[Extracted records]
————————
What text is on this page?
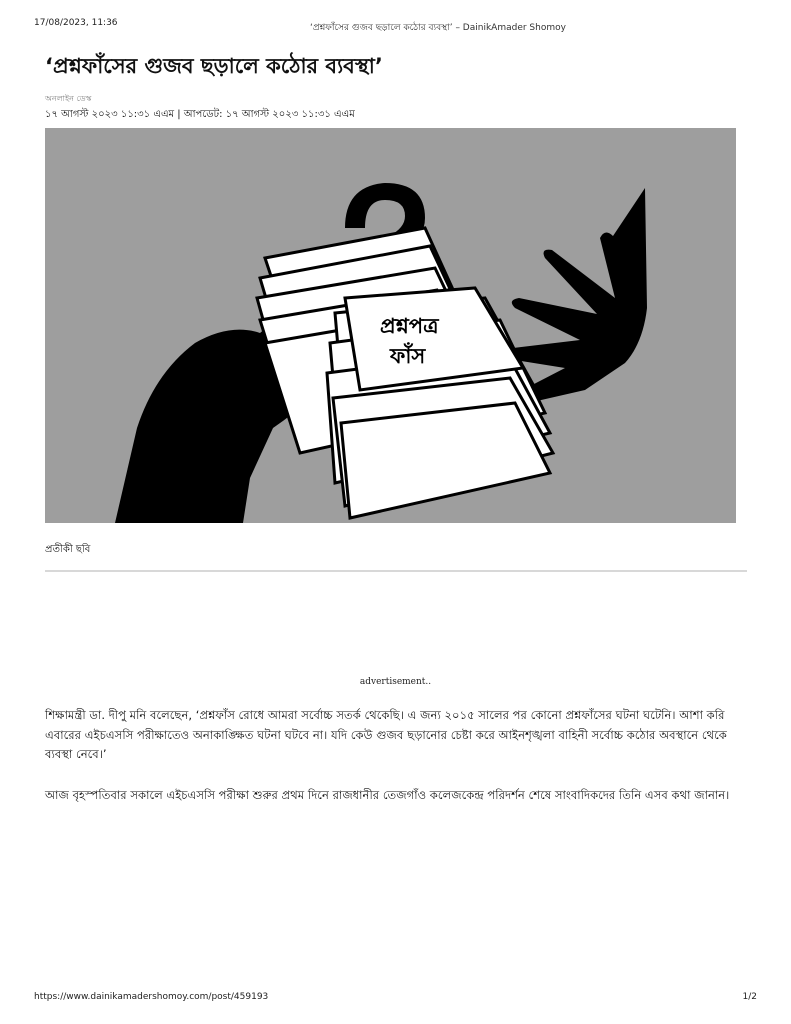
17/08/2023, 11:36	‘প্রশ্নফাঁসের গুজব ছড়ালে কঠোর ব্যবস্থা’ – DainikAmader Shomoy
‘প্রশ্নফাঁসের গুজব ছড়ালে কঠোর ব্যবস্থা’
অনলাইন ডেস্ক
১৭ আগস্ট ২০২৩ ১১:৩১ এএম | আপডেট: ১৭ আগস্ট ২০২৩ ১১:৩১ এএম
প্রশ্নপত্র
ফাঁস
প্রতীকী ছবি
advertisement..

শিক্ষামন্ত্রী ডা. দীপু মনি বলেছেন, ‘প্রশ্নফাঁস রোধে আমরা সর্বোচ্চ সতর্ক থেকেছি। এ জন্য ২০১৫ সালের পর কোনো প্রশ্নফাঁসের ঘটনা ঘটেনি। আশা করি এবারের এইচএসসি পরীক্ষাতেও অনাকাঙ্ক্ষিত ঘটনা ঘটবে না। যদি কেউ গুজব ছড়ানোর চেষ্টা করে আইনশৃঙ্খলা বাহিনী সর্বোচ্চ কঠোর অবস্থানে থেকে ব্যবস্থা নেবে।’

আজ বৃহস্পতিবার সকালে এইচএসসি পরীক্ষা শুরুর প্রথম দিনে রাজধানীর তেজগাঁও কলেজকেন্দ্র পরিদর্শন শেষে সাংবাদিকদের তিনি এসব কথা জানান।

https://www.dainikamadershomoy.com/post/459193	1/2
————————
_Exercise details_: Search the listing above for the string "এইচএসস". Copy every line that contains it.

_Right answer_:
শিক্ষামন্ত্রী ডা. দীপু মনি বলেছেন, ‘প্রশ্নফাঁস রোধে আমরা সর্বোচ্চ সতর্ক থেকেছি। এ জন্য ২০১৫ সালের পর কোনো প্রশ্নফাঁসের ঘটনা ঘটেনি। আশা করি এবারের এইচএসসি পরীক্ষাতেও অনাকাঙ্ক্ষিত ঘটনা ঘটবে না। যদি কেউ গুজব ছড়ানোর চেষ্টা করে আইনশৃঙ্খলা বাহিনী সর্বোচ্চ কঠোর অবস্থানে থেকে ব্যবস্থা নেবে।’
আজ বৃহস্পতিবার সকালে এইচএসসি পরীক্ষা শুরুর প্রথম দিনে রাজধানীর তেজগাঁও কলেজকেন্দ্র পরিদর্শন শেষে সাংবাদিকদের তিনি এসব কথা জানান।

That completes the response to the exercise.